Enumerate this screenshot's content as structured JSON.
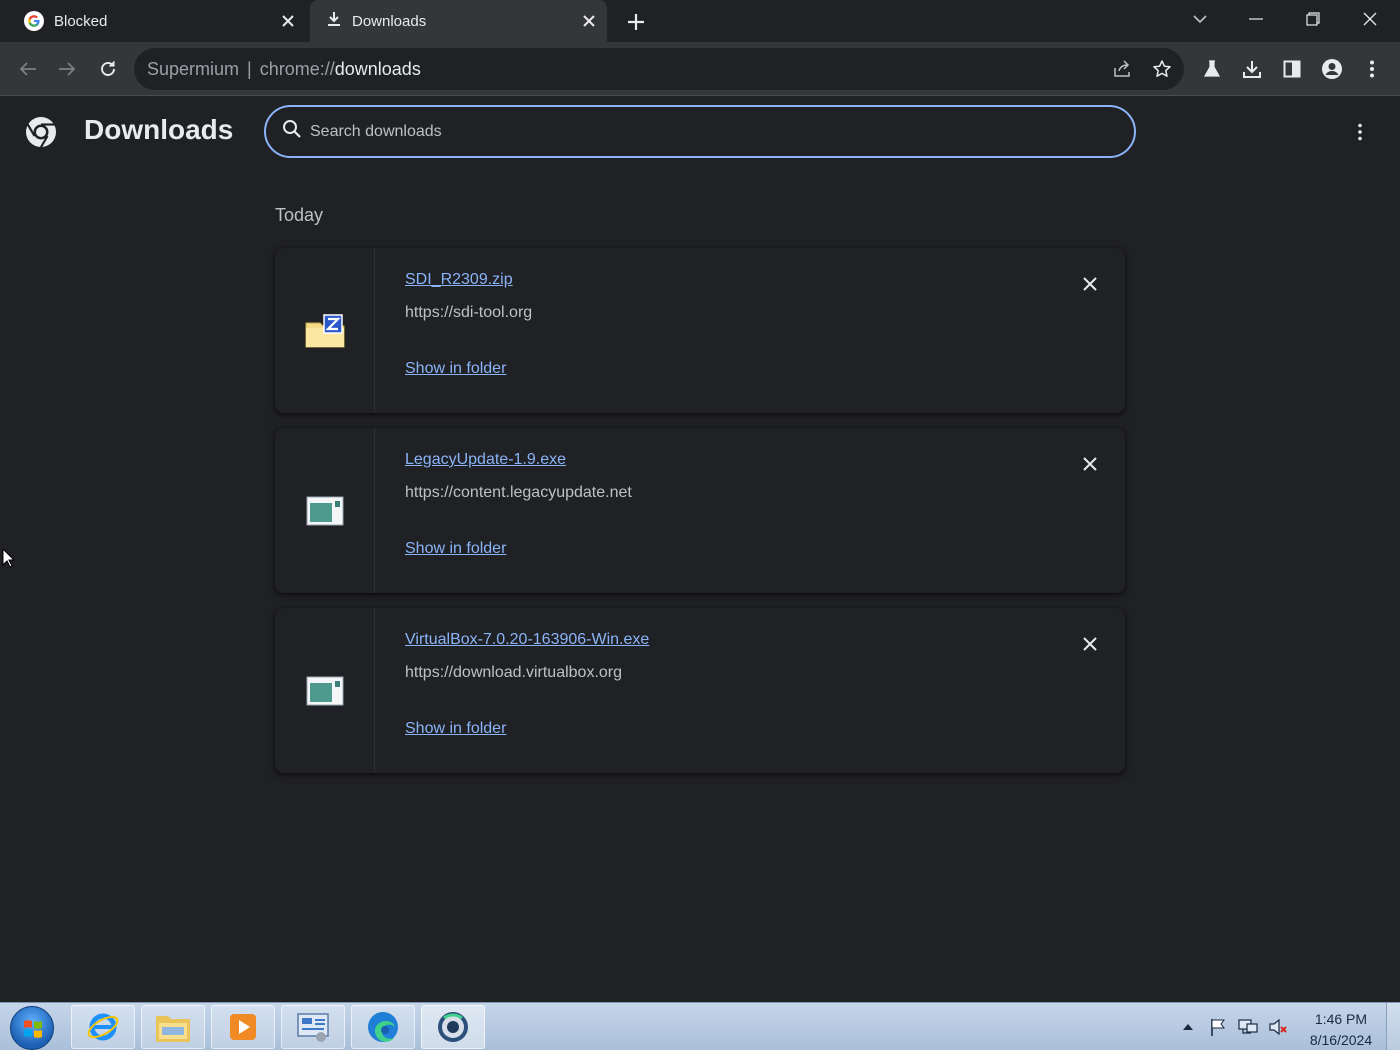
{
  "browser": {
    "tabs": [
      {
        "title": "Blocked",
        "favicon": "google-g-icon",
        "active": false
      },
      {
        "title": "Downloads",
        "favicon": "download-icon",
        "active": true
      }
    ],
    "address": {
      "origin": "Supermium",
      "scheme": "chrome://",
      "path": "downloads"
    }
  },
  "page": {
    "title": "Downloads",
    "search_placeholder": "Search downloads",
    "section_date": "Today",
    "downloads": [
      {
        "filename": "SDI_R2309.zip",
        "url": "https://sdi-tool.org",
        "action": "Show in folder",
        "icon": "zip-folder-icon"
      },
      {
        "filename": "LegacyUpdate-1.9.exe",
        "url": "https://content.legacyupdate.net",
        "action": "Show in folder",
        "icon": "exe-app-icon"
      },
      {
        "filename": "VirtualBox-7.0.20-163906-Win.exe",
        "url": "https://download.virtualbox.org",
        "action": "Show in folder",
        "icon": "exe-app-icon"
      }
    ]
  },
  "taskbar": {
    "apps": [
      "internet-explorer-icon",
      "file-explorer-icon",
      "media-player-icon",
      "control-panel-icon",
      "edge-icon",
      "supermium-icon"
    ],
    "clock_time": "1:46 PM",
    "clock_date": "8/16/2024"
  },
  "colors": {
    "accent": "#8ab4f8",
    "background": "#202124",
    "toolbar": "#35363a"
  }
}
◇ ◇ ◇ ◇ ◇
== Aim of the task ==
Return all of the entries exactly as written, but drop any pictures they hold.

== Response to this exercise ==
Enumerate this screenshot's content as structured JSON.
{
  "browser": {
    "tabs": [
      {
        "title": "Blocked",
        "favicon": "google-g-icon",
        "active": false
      },
      {
        "title": "Downloads",
        "favicon": "download-icon",
        "active": true
      }
    ],
    "address": {
      "origin": "Supermium",
      "scheme": "chrome://",
      "path": "downloads"
    }
  },
  "page": {
    "title": "Downloads",
    "search_placeholder": "Search downloads",
    "section_date": "Today",
    "downloads": [
      {
        "filename": "SDI_R2309.zip",
        "url": "https://sdi-tool.org",
        "action": "Show in folder",
        "icon": "zip-folder-icon"
      },
      {
        "filename": "LegacyUpdate-1.9.exe",
        "url": "https://content.legacyupdate.net",
        "action": "Show in folder",
        "icon": "exe-app-icon"
      },
      {
        "filename": "VirtualBox-7.0.20-163906-Win.exe",
        "url": "https://download.virtualbox.org",
        "action": "Show in folder",
        "icon": "exe-app-icon"
      }
    ]
  },
  "taskbar": {
    "apps": [
      "internet-explorer-icon",
      "file-explorer-icon",
      "media-player-icon",
      "control-panel-icon",
      "edge-icon",
      "supermium-icon"
    ],
    "clock_time": "1:46 PM",
    "clock_date": "8/16/2024"
  },
  "colors": {
    "accent": "#8ab4f8",
    "background": "#202124",
    "toolbar": "#35363a"
  }
}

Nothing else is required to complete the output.